▶ Goal of the exercise:
From the entries below, copy every line holding the word "temperature".

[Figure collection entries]
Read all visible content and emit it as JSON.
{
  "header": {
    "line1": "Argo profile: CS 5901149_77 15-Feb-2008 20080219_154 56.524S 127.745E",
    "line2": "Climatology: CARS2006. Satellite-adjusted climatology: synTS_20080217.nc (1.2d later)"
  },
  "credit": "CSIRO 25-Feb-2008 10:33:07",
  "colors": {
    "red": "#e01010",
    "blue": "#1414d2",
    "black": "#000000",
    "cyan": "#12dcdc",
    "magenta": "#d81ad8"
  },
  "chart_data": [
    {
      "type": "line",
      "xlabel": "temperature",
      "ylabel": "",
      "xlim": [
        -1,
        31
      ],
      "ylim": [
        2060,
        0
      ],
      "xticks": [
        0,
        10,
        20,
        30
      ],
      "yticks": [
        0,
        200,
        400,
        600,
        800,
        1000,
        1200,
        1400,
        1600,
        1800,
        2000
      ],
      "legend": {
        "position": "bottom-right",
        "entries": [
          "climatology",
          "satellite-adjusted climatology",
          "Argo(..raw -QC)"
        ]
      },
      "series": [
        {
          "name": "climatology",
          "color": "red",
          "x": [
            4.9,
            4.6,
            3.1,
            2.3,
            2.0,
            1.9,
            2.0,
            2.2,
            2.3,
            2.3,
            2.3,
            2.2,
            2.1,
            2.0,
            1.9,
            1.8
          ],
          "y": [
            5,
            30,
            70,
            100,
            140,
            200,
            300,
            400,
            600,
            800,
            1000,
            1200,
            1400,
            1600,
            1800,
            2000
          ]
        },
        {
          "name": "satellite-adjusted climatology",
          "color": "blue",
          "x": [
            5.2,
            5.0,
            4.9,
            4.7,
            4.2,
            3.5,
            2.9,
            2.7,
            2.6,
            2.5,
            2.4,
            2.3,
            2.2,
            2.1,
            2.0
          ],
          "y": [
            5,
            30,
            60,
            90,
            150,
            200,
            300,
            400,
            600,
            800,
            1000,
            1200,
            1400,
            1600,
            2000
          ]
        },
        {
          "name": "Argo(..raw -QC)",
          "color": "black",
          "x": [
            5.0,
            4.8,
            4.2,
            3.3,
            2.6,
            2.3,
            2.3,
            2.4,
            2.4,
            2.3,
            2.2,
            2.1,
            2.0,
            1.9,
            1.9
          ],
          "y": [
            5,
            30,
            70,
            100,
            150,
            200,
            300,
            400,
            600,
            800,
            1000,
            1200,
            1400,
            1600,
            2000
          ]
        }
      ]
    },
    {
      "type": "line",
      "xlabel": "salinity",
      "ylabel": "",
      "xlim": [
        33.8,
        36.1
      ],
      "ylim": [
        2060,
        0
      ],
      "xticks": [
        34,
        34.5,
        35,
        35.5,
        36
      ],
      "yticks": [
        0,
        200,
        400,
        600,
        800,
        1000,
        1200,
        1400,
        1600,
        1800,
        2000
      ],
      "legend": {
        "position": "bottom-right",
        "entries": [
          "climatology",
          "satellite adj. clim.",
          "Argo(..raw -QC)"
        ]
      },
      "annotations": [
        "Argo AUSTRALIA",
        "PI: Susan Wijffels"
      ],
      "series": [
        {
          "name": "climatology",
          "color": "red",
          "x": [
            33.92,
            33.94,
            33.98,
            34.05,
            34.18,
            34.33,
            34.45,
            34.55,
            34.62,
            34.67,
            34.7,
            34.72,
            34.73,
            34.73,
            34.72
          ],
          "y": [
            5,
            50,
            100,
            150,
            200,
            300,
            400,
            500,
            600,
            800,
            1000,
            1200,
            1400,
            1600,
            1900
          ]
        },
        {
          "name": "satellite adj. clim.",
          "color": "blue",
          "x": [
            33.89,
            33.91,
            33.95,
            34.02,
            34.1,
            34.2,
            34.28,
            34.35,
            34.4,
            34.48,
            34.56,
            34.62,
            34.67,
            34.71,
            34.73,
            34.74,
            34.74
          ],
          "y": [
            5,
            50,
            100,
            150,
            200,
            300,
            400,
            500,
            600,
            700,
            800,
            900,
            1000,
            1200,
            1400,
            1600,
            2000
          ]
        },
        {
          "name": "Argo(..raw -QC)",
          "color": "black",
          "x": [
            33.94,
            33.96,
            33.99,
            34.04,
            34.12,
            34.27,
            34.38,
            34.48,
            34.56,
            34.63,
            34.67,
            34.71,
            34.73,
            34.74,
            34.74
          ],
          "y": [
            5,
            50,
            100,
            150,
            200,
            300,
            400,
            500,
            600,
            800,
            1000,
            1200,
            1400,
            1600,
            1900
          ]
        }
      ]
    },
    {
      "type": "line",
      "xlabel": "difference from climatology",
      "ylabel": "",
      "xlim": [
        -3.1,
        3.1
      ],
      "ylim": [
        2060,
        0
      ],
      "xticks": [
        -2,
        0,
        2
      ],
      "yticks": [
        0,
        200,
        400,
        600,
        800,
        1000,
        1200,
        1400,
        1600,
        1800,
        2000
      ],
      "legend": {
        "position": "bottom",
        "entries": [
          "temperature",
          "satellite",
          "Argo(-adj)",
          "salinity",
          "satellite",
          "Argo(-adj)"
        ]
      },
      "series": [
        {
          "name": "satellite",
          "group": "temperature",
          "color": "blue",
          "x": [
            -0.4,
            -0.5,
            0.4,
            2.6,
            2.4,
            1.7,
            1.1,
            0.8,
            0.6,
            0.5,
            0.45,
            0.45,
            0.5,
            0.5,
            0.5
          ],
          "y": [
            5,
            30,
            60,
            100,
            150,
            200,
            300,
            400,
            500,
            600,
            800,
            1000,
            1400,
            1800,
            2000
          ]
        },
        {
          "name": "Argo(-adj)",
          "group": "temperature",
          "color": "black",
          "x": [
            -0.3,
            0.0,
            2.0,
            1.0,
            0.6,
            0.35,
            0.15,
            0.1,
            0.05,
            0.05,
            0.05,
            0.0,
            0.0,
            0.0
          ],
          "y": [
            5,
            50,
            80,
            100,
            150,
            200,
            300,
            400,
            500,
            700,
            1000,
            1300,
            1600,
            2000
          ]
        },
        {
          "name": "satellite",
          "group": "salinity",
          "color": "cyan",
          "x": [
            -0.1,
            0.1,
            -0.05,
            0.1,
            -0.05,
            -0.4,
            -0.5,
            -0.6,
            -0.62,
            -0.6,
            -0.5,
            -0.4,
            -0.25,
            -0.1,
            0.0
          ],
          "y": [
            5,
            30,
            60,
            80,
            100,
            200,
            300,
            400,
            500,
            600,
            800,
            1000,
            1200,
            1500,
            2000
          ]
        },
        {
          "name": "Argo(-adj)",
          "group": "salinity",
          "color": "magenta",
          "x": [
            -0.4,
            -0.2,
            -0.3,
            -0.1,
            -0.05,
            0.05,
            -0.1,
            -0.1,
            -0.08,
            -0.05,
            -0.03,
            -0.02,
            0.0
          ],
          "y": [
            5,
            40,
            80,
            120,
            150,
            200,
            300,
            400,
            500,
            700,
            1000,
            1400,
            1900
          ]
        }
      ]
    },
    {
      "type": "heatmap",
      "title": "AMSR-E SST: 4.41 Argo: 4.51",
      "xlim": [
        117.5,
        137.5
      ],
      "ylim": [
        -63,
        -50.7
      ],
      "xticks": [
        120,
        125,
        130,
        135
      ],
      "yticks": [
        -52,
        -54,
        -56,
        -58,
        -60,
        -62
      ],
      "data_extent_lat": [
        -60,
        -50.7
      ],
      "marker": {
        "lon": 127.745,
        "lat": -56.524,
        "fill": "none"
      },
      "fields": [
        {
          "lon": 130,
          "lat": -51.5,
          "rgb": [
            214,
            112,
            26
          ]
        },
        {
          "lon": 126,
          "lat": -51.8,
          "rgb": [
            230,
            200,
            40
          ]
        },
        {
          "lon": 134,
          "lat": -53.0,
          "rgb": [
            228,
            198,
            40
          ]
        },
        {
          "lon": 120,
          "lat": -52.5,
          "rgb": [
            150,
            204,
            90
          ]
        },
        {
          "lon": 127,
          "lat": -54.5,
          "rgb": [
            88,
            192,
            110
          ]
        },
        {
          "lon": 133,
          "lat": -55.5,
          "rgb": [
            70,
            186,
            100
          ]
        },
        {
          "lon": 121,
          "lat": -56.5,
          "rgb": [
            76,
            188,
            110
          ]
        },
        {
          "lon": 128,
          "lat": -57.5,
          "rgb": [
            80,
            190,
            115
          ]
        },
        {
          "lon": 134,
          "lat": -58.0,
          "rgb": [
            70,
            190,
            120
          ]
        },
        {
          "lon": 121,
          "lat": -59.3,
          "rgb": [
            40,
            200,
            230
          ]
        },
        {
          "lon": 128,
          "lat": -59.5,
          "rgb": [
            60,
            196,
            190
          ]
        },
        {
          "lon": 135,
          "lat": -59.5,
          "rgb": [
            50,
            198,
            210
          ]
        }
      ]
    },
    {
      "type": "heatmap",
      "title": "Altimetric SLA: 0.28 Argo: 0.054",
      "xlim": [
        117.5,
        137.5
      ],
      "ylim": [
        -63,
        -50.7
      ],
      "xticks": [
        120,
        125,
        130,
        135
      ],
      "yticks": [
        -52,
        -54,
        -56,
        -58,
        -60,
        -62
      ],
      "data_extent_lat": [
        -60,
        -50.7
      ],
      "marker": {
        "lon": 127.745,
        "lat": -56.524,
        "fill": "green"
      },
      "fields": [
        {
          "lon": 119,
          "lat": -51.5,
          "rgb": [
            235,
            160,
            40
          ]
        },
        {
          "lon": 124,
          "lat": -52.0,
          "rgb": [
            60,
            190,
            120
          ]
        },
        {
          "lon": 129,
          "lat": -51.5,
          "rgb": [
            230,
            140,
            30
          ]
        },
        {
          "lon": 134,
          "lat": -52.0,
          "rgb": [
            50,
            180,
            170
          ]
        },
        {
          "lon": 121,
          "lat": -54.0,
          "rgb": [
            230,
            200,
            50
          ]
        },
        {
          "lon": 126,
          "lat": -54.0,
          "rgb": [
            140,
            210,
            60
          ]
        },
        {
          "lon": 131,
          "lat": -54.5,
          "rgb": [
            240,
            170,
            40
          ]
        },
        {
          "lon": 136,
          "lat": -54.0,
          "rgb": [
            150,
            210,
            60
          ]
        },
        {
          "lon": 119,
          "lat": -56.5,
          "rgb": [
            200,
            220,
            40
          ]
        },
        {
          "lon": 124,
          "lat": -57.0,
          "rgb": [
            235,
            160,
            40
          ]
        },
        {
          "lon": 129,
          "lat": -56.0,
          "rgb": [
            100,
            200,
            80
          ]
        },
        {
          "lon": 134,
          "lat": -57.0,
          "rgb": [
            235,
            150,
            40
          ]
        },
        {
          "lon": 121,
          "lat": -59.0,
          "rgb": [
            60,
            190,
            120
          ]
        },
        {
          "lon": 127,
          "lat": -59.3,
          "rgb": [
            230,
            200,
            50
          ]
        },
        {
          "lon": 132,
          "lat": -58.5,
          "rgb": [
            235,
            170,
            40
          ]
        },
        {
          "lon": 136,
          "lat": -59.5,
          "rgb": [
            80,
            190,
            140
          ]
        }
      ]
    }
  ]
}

▶ Output:
      "xlabel": "temperature",
          "temperature",
          "group": "temperature",
          "group": "temperature",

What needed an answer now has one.